WORK TO COMPLETE | Pictures do not belong in the copy; quote every entry below exactly.

(Excerpt from a dataset)
-=-=-=-=-

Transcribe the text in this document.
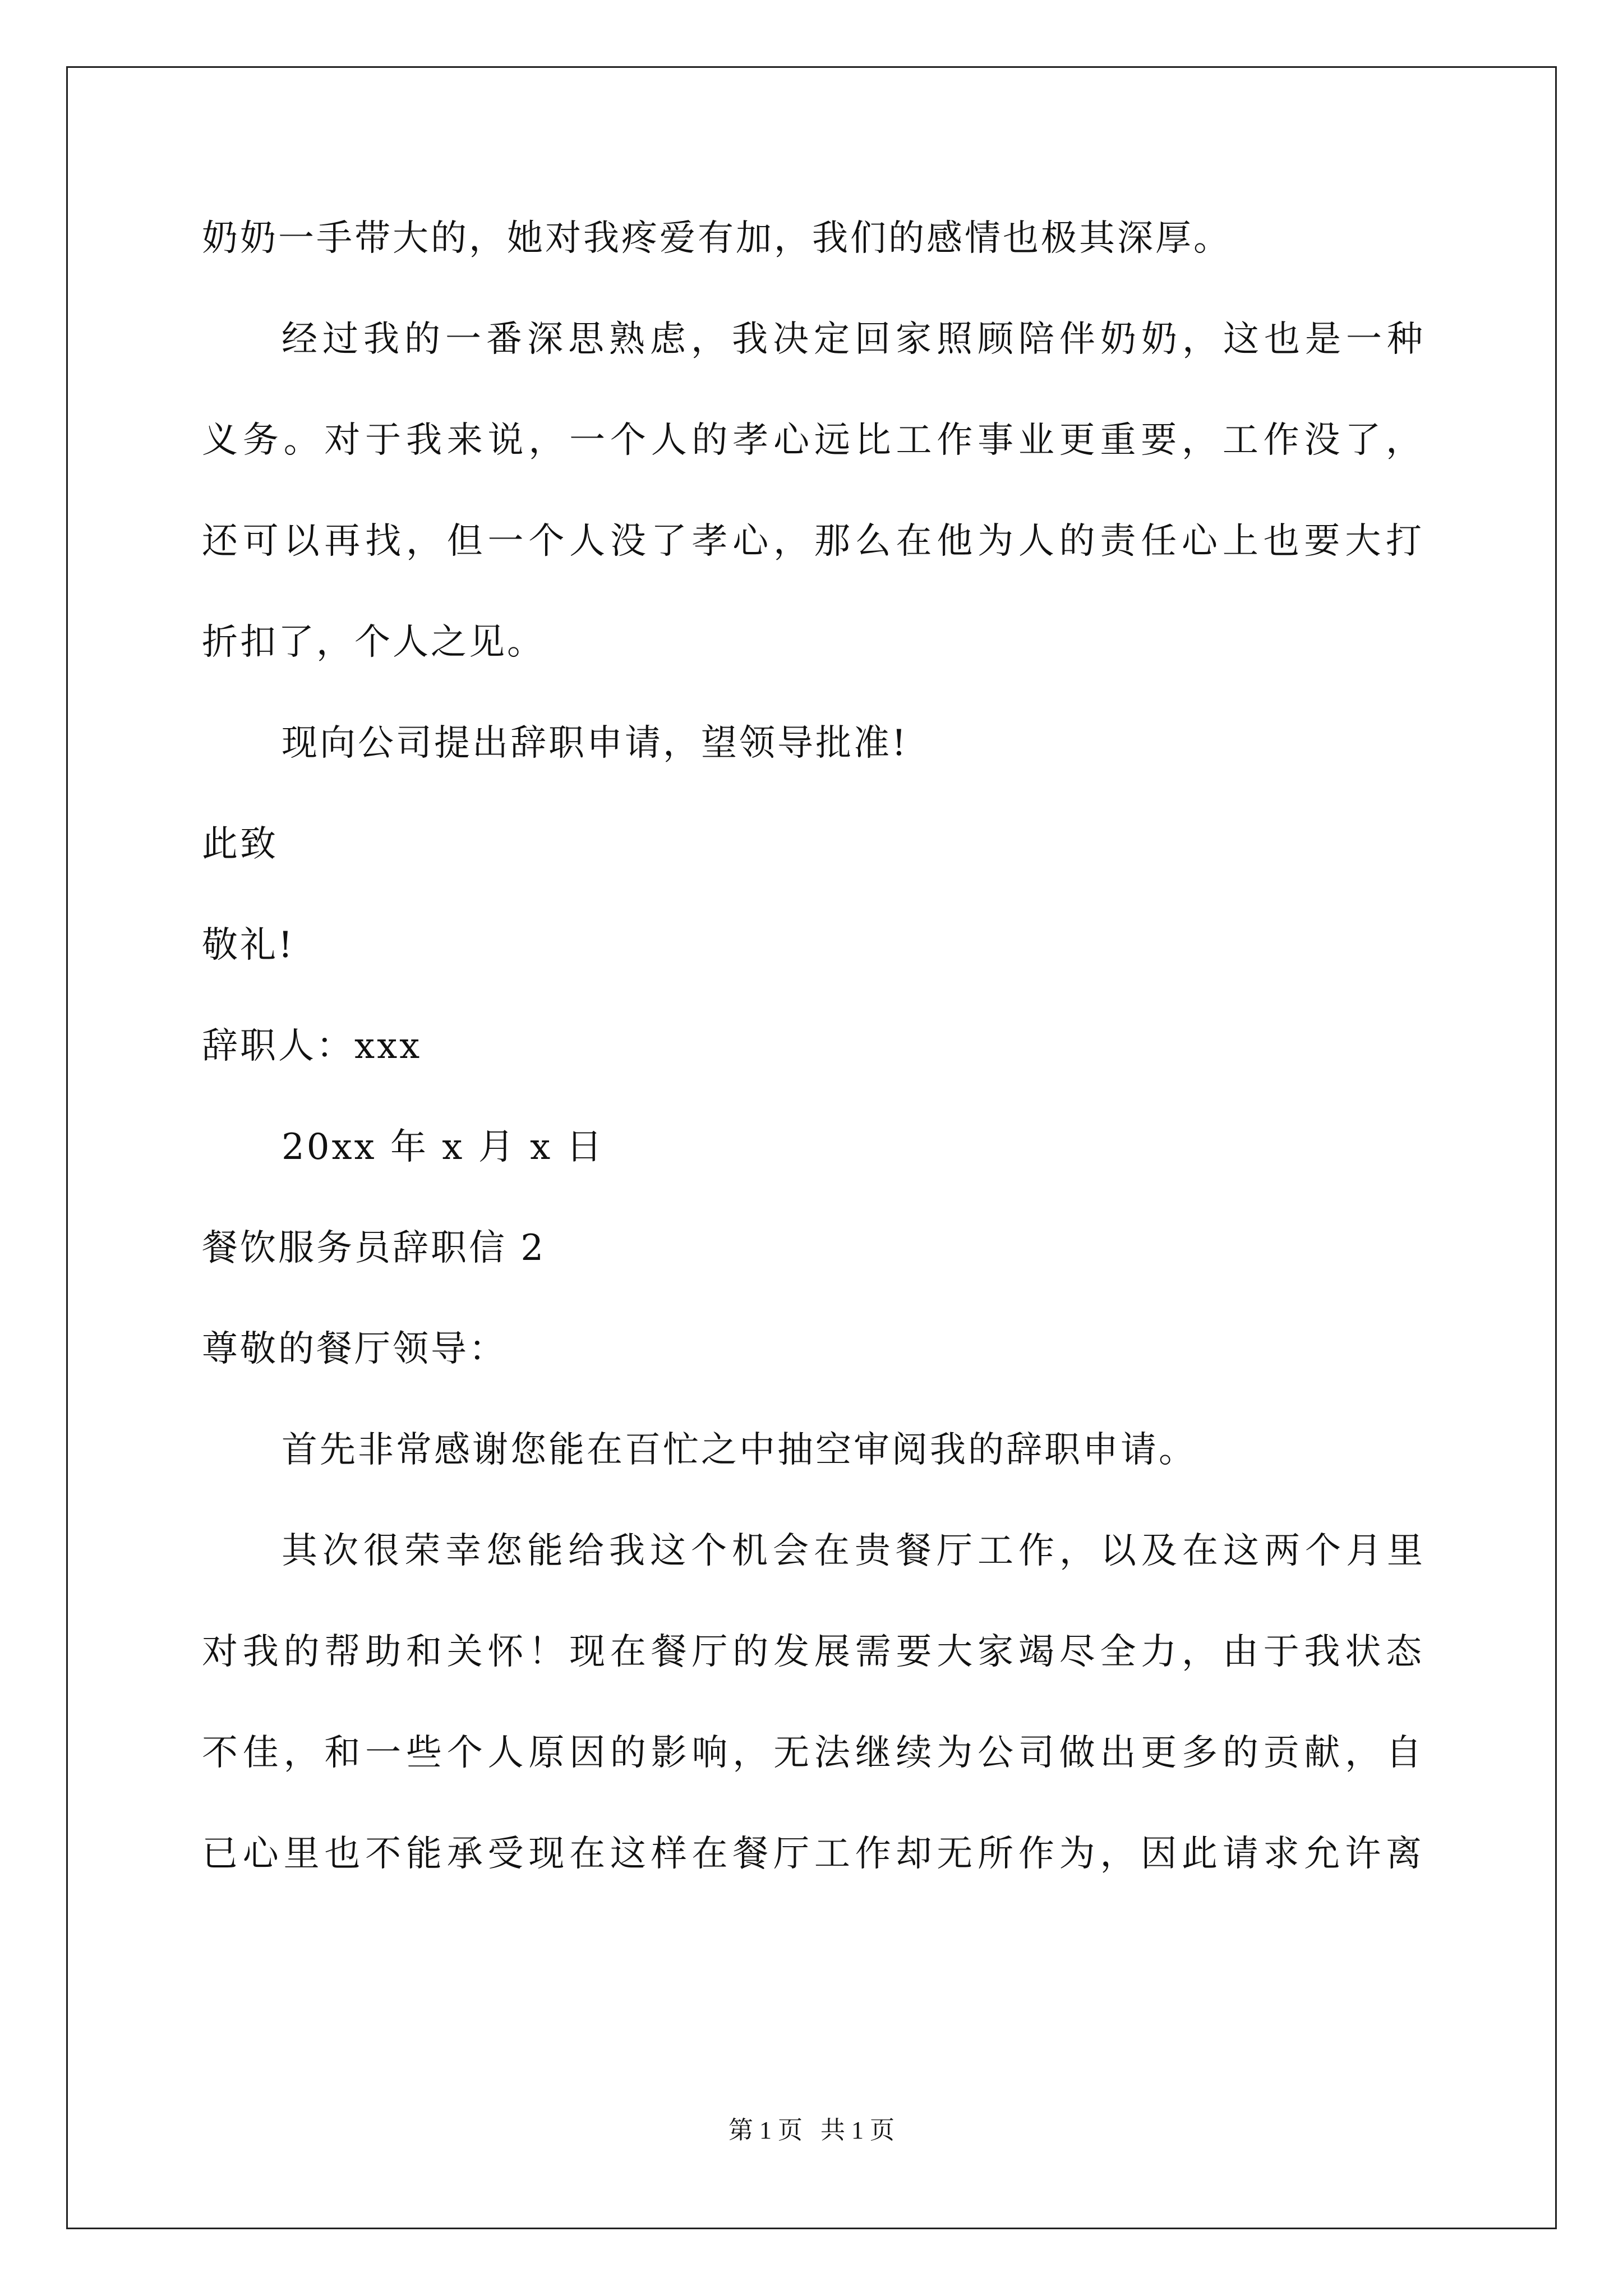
奶奶一手带大的，她对我疼爱有加，我们的感情也极其深厚。
经过我的一番深思熟虑，我决定回家照顾陪伴奶奶，这也是一种
义务。对于我来说，一个人的孝心远比工作事业更重要，工作没了，
还可以再找，但一个人没了孝心，那么在他为人的责任心上也要大打
折扣了，个人之见。
现向公司提出辞职申请，望领导批准!
此致
敬礼!
辞职人：xxx
20xx 年 x 月 x 日
餐饮服务员辞职信 2
尊敬的餐厅领导：
首先非常感谢您能在百忙之中抽空审阅我的辞职申请。
其次很荣幸您能给我这个机会在贵餐厅工作，以及在这两个月里
对我的帮助和关怀！现在餐厅的发展需要大家竭尽全力，由于我状态
不佳，和一些个人原因的影响，无法继续为公司做出更多的贡献，自
已心里也不能承受现在这样在餐厅工作却无所作为，因此请求允许离
第 1 页 共 1 页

-=-=-=-=-

RESPONSE TO THIS EXERCISE |
Transcribe the text in this document.
奶奶一手带大的，她对我疼爱有加，我们的感情也极其深厚。
经过我的一番深思熟虑，我决定回家照顾陪伴奶奶，这也是一种
义务。对于我来说，一个人的孝心远比工作事业更重要，工作没了，
还可以再找，但一个人没了孝心，那么在他为人的责任心上也要大打
折扣了，个人之见。
现向公司提出辞职申请，望领导批准!
此致
敬礼!
辞职人：xxx
20xx 年 x 月 x 日
餐饮服务员辞职信 2
尊敬的餐厅领导：
首先非常感谢您能在百忙之中抽空审阅我的辞职申请。
其次很荣幸您能给我这个机会在贵餐厅工作，以及在这两个月里
对我的帮助和关怀！现在餐厅的发展需要大家竭尽全力，由于我状态
不佳，和一些个人原因的影响，无法继续为公司做出更多的贡献，自
已心里也不能承受现在这样在餐厅工作却无所作为，因此请求允许离
第 1 页 共 1 页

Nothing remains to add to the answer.